**SET TASK**
Write out each line from the data below that includes the word "amount".

**Data records**
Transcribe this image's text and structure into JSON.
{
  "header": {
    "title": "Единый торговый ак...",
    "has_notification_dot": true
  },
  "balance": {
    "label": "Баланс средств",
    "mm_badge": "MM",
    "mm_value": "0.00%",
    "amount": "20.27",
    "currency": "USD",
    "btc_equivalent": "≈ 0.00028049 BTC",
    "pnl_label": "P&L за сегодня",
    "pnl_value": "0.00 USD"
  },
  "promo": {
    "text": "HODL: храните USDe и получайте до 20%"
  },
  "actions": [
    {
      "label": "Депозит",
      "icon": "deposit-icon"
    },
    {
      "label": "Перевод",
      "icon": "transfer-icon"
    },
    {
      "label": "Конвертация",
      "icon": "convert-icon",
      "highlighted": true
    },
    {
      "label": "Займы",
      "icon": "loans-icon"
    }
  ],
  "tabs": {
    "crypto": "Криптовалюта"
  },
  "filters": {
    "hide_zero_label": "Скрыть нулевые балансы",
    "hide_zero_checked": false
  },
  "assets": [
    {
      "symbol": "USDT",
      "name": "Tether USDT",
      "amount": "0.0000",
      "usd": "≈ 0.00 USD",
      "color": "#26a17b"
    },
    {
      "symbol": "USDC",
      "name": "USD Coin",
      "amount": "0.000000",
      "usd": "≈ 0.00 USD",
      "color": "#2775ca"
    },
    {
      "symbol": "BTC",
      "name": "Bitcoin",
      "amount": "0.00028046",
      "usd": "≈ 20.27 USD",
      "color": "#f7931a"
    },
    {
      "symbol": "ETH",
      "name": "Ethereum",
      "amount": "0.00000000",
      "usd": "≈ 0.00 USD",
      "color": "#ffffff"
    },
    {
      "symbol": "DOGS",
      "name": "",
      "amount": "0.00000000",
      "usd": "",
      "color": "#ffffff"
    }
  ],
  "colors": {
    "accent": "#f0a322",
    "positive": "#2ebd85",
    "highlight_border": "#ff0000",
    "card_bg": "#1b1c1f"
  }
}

**EXERCISE SOLUTION**
    "amount": "20.27",
      "amount": "0.0000",
      "amount": "0.000000",
      "amount": "0.00028046",
      "amount": "0.00000000",
      "amount": "0.00000000",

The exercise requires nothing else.